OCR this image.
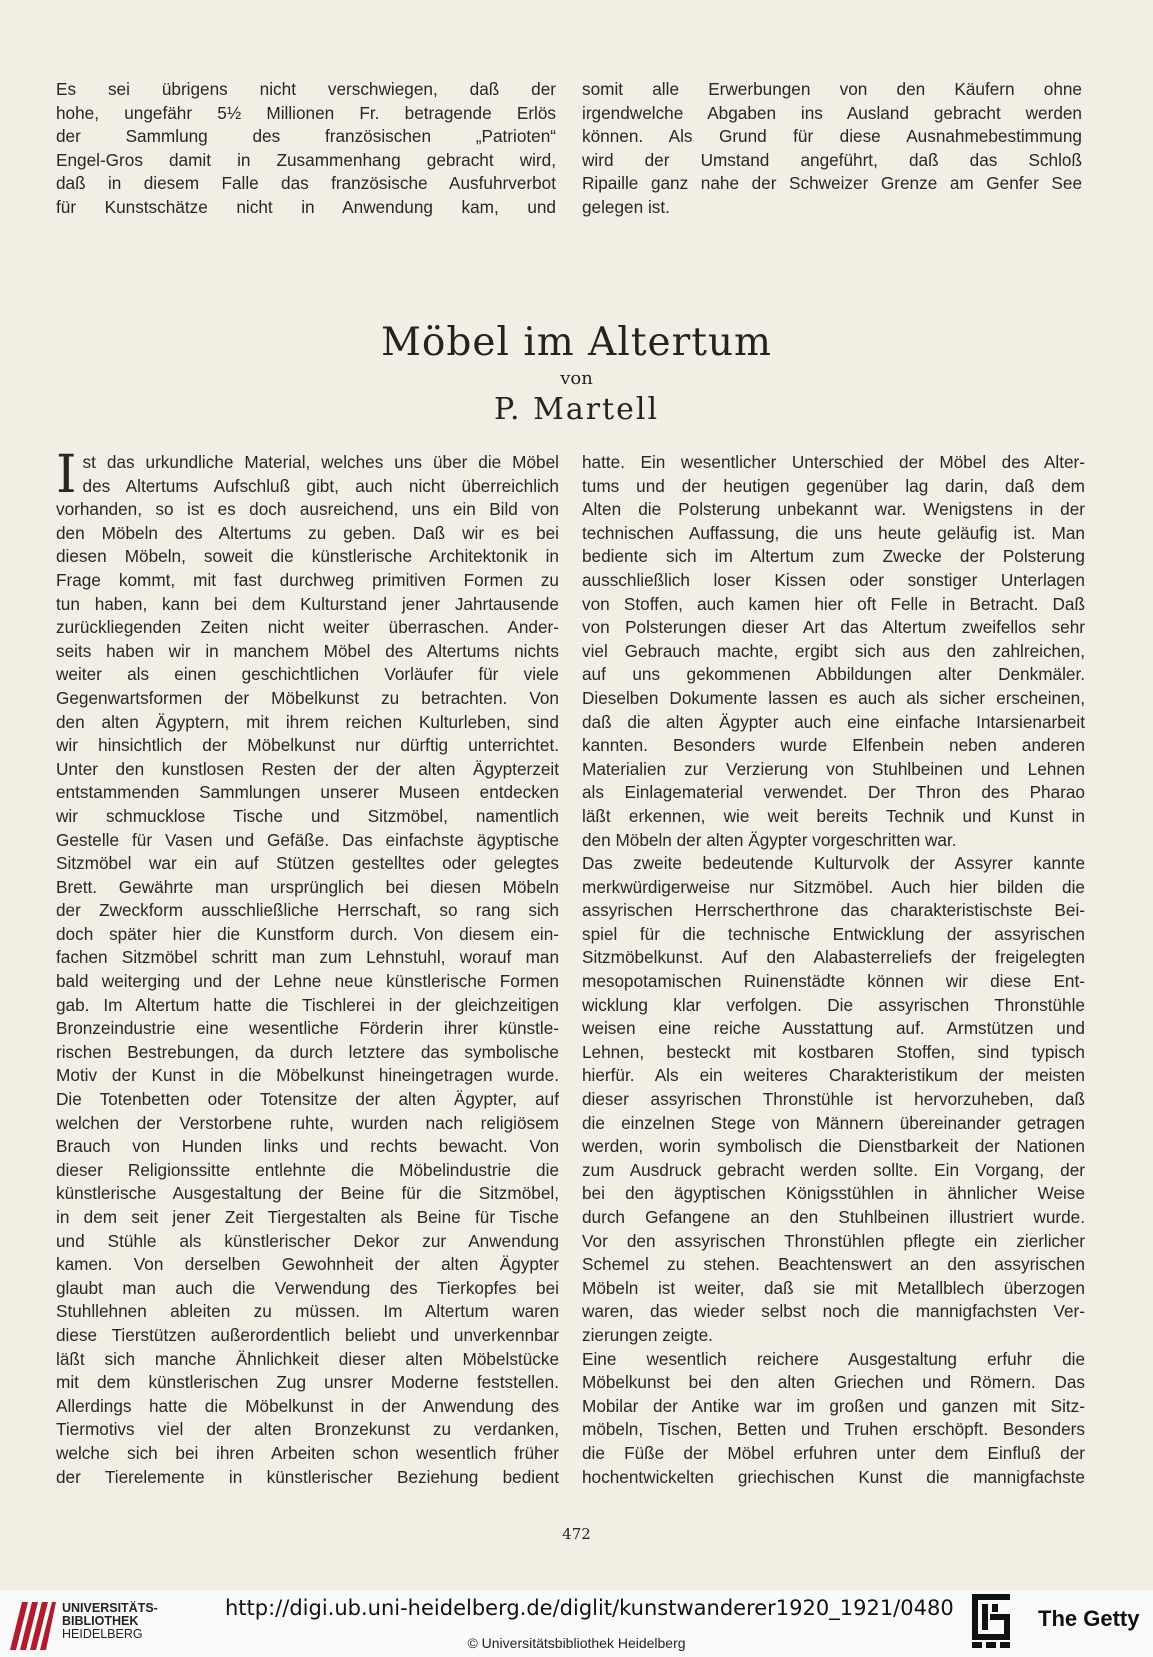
Es sei übrigens nicht verschwiegen, daß der
hohe, ungefähr 5½ Millionen Fr. betragende Erlös
der Sammlung des französischen „Patrioten“
Engel-Gros damit in Zusammenhang gebracht wird,
daß in diesem Falle das französische Ausfuhrverbot
für Kunstschätze nicht in Anwendung kam, und
somit alle Erwerbungen von den Käufern ohne
irgendwelche Abgaben ins Ausland gebracht werden
können. Als Grund für diese Ausnahmebestimmung
wird der Umstand angeführt, daß das Schloß
Ripaille ganz nahe der Schweizer Grenze am Genfer See
gelegen ist.
Möbel im Altertum
von
P. Martell
I st das urkundliche Material, welches uns über die Möbel
des Altertums Aufschluß gibt, auch nicht überreichlich
vorhanden, so ist es doch ausreichend, uns ein Bild von
den Möbeln des Altertums zu geben. Daß wir es bei
diesen Möbeln, soweit die künstlerische Architektonik in
Frage kommt, mit fast durchweg primitiven Formen zu
tun haben, kann bei dem Kulturstand jener Jahrtausende
zurückliegenden Zeiten nicht weiter überraschen. Ander-
seits haben wir in manchem Möbel des Altertums nichts
weiter als einen geschichtlichen Vorläufer für viele
Gegenwartsformen der Möbelkunst zu betrachten. Von
den alten Ägyptern, mit ihrem reichen Kulturleben, sind
wir hinsichtlich der Möbelkunst nur dürftig unterrichtet.
Unter den kunstlosen Resten der der alten Ägypterzeit
entstammenden Sammlungen unserer Museen entdecken
wir schmucklose Tische und Sitzmöbel, namentlich
Gestelle für Vasen und Gefäße. Das einfachste ägyptische
Sitzmöbel war ein auf Stützen gestelltes oder gelegtes
Brett. Gewährte man ursprünglich bei diesen Möbeln
der Zweckform ausschließliche Herrschaft, so rang sich
doch später hier die Kunstform durch. Von diesem ein-
fachen Sitzmöbel schritt man zum Lehnstuhl, worauf man
bald weiterging und der Lehne neue künstlerische Formen
gab. Im Altertum hatte die Tischlerei in der gleichzeitigen
Bronzeindustrie eine wesentliche Förderin ihrer künstle-
rischen Bestrebungen, da durch letztere das symbolische
Motiv der Kunst in die Möbelkunst hineingetragen wurde.
Die Totenbetten oder Totensitze der alten Ägypter, auf
welchen der Verstorbene ruhte, wurden nach religiösem
Brauch von Hunden links und rechts bewacht. Von
dieser Religionssitte entlehnte die Möbelindustrie die
künstlerische Ausgestaltung der Beine für die Sitzmöbel,
in dem seit jener Zeit Tiergestalten als Beine für Tische
und Stühle als künstlerischer Dekor zur Anwendung
kamen. Von derselben Gewohnheit der alten Ägypter
glaubt man auch die Verwendung des Tierkopfes bei
Stuhllehnen ableiten zu müssen. Im Altertum waren
diese Tierstützen außerordentlich beliebt und unverkennbar
läßt sich manche Ähnlichkeit dieser alten Möbelstücke
mit dem künstlerischen Zug unsrer Moderne feststellen.
Allerdings hatte die Möbelkunst in der Anwendung des
Tiermotivs viel der alten Bronzekunst zu verdanken,
welche sich bei ihren Arbeiten schon wesentlich früher
der Tierelemente in künstlerischer Beziehung bedient
hatte. Ein wesentlicher Unterschied der Möbel des Alter-
tums und der heutigen gegenüber lag darin, daß dem
Alten die Polsterung unbekannt war. Wenigstens in der
technischen Auffassung, die uns heute geläufig ist. Man
bediente sich im Altertum zum Zwecke der Polsterung
ausschließlich loser Kissen oder sonstiger Unterlagen
von Stoffen, auch kamen hier oft Felle in Betracht. Daß
von Polsterungen dieser Art das Altertum zweifellos sehr
viel Gebrauch machte, ergibt sich aus den zahlreichen,
auf uns gekommenen Abbildungen alter Denkmäler.
Dieselben Dokumente lassen es auch als sicher erscheinen,
daß die alten Ägypter auch eine einfache Intarsienarbeit
kannten. Besonders wurde Elfenbein neben anderen
Materialien zur Verzierung von Stuhlbeinen und Lehnen
als Einlagematerial verwendet. Der Thron des Pharao
läßt erkennen, wie weit bereits Technik und Kunst in
den Möbeln der alten Ägypter vorgeschritten war.
Das zweite bedeutende Kulturvolk der Assyrer kannte
merkwürdigerweise nur Sitzmöbel. Auch hier bilden die
assyrischen Herrscherthrone das charakteristischste Bei-
spiel für die technische Entwicklung der assyrischen
Sitzmöbelkunst. Auf den Alabasterreliefs der freigelegten
mesopotamischen Ruinenstädte können wir diese Ent-
wicklung klar verfolgen. Die assyrischen Thronstühle
weisen eine reiche Ausstattung auf. Armstützen und
Lehnen, besteckt mit kostbaren Stoffen, sind typisch
hierfür. Als ein weiteres Charakteristikum der meisten
dieser assyrischen Thronstühle ist hervorzuheben, daß
die einzelnen Stege von Männern übereinander getragen
werden, worin symbolisch die Dienstbarkeit der Nationen
zum Ausdruck gebracht werden sollte. Ein Vorgang, der
bei den ägyptischen Königsstühlen in ähnlicher Weise
durch Gefangene an den Stuhlbeinen illustriert wurde.
Vor den assyrischen Thronstühlen pflegte ein zierlicher
Schemel zu stehen. Beachtenswert an den assyrischen
Möbeln ist weiter, daß sie mit Metallblech überzogen
waren, das wieder selbst noch die mannigfachsten Ver-
zierungen zeigte.
Eine wesentlich reichere Ausgestaltung erfuhr die
Möbelkunst bei den alten Griechen und Römern. Das
Mobilar der Antike war im großen und ganzen mit Sitz-
möbeln, Tischen, Betten und Truhen erschöpft. Besonders
die Füße der Möbel erfuhren unter dem Einfluß der
hochentwickelten griechischen Kunst die mannigfachste
472
UNIVERSITÄTS-
BIBLIOTHEK
HEIDELBERG
http://digi.ub.uni-heidelberg.de/diglit/kunstwanderer1920_1921/0480
© Universitätsbibliothek Heidelberg
The Getty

- - -

WHAT YOU SHOULD DO — Copy the whole of the material above exactly, but not its images.

ANSWER —
OCR this image.
Es sei übrigens nicht verschwiegen, daß der
hohe, ungefähr 5½ Millionen Fr. betragende Erlös
der Sammlung des französischen „Patrioten“
Engel-Gros damit in Zusammenhang gebracht wird,
daß in diesem Falle das französische Ausfuhrverbot
für Kunstschätze nicht in Anwendung kam, und
somit alle Erwerbungen von den Käufern ohne
irgendwelche Abgaben ins Ausland gebracht werden
können. Als Grund für diese Ausnahmebestimmung
wird der Umstand angeführt, daß das Schloß
Ripaille ganz nahe der Schweizer Grenze am Genfer See
gelegen ist.
Möbel im Altertum
von
P. Martell
I st das urkundliche Material, welches uns über die Möbel
des Altertums Aufschluß gibt, auch nicht überreichlich
vorhanden, so ist es doch ausreichend, uns ein Bild von
den Möbeln des Altertums zu geben. Daß wir es bei
diesen Möbeln, soweit die künstlerische Architektonik in
Frage kommt, mit fast durchweg primitiven Formen zu
tun haben, kann bei dem Kulturstand jener Jahrtausende
zurückliegenden Zeiten nicht weiter überraschen. Ander-
seits haben wir in manchem Möbel des Altertums nichts
weiter als einen geschichtlichen Vorläufer für viele
Gegenwartsformen der Möbelkunst zu betrachten. Von
den alten Ägyptern, mit ihrem reichen Kulturleben, sind
wir hinsichtlich der Möbelkunst nur dürftig unterrichtet.
Unter den kunstlosen Resten der der alten Ägypterzeit
entstammenden Sammlungen unserer Museen entdecken
wir schmucklose Tische und Sitzmöbel, namentlich
Gestelle für Vasen und Gefäße. Das einfachste ägyptische
Sitzmöbel war ein auf Stützen gestelltes oder gelegtes
Brett. Gewährte man ursprünglich bei diesen Möbeln
der Zweckform ausschließliche Herrschaft, so rang sich
doch später hier die Kunstform durch. Von diesem ein-
fachen Sitzmöbel schritt man zum Lehnstuhl, worauf man
bald weiterging und der Lehne neue künstlerische Formen
gab. Im Altertum hatte die Tischlerei in der gleichzeitigen
Bronzeindustrie eine wesentliche Förderin ihrer künstle-
rischen Bestrebungen, da durch letztere das symbolische
Motiv der Kunst in die Möbelkunst hineingetragen wurde.
Die Totenbetten oder Totensitze der alten Ägypter, auf
welchen der Verstorbene ruhte, wurden nach religiösem
Brauch von Hunden links und rechts bewacht. Von
dieser Religionssitte entlehnte die Möbelindustrie die
künstlerische Ausgestaltung der Beine für die Sitzmöbel,
in dem seit jener Zeit Tiergestalten als Beine für Tische
und Stühle als künstlerischer Dekor zur Anwendung
kamen. Von derselben Gewohnheit der alten Ägypter
glaubt man auch die Verwendung des Tierkopfes bei
Stuhllehnen ableiten zu müssen. Im Altertum waren
diese Tierstützen außerordentlich beliebt und unverkennbar
läßt sich manche Ähnlichkeit dieser alten Möbelstücke
mit dem künstlerischen Zug unsrer Moderne feststellen.
Allerdings hatte die Möbelkunst in der Anwendung des
Tiermotivs viel der alten Bronzekunst zu verdanken,
welche sich bei ihren Arbeiten schon wesentlich früher
der Tierelemente in künstlerischer Beziehung bedient
hatte. Ein wesentlicher Unterschied der Möbel des Alter-
tums und der heutigen gegenüber lag darin, daß dem
Alten die Polsterung unbekannt war. Wenigstens in der
technischen Auffassung, die uns heute geläufig ist. Man
bediente sich im Altertum zum Zwecke der Polsterung
ausschließlich loser Kissen oder sonstiger Unterlagen
von Stoffen, auch kamen hier oft Felle in Betracht. Daß
von Polsterungen dieser Art das Altertum zweifellos sehr
viel Gebrauch machte, ergibt sich aus den zahlreichen,
auf uns gekommenen Abbildungen alter Denkmäler.
Dieselben Dokumente lassen es auch als sicher erscheinen,
daß die alten Ägypter auch eine einfache Intarsienarbeit
kannten. Besonders wurde Elfenbein neben anderen
Materialien zur Verzierung von Stuhlbeinen und Lehnen
als Einlagematerial verwendet. Der Thron des Pharao
läßt erkennen, wie weit bereits Technik und Kunst in
den Möbeln der alten Ägypter vorgeschritten war.
Das zweite bedeutende Kulturvolk der Assyrer kannte
merkwürdigerweise nur Sitzmöbel. Auch hier bilden die
assyrischen Herrscherthrone das charakteristischste Bei-
spiel für die technische Entwicklung der assyrischen
Sitzmöbelkunst. Auf den Alabasterreliefs der freigelegten
mesopotamischen Ruinenstädte können wir diese Ent-
wicklung klar verfolgen. Die assyrischen Thronstühle
weisen eine reiche Ausstattung auf. Armstützen und
Lehnen, besteckt mit kostbaren Stoffen, sind typisch
hierfür. Als ein weiteres Charakteristikum der meisten
dieser assyrischen Thronstühle ist hervorzuheben, daß
die einzelnen Stege von Männern übereinander getragen
werden, worin symbolisch die Dienstbarkeit der Nationen
zum Ausdruck gebracht werden sollte. Ein Vorgang, der
bei den ägyptischen Königsstühlen in ähnlicher Weise
durch Gefangene an den Stuhlbeinen illustriert wurde.
Vor den assyrischen Thronstühlen pflegte ein zierlicher
Schemel zu stehen. Beachtenswert an den assyrischen
Möbeln ist weiter, daß sie mit Metallblech überzogen
waren, das wieder selbst noch die mannigfachsten Ver-
zierungen zeigte.
Eine wesentlich reichere Ausgestaltung erfuhr die
Möbelkunst bei den alten Griechen und Römern. Das
Mobilar der Antike war im großen und ganzen mit Sitz-
möbeln, Tischen, Betten und Truhen erschöpft. Besonders
die Füße der Möbel erfuhren unter dem Einfluß der
hochentwickelten griechischen Kunst die mannigfachste
472
UNIVERSITÄTS-
BIBLIOTHEK
HEIDELBERG
http://digi.ub.uni-heidelberg.de/diglit/kunstwanderer1920_1921/0480
© Universitätsbibliothek Heidelberg
The Getty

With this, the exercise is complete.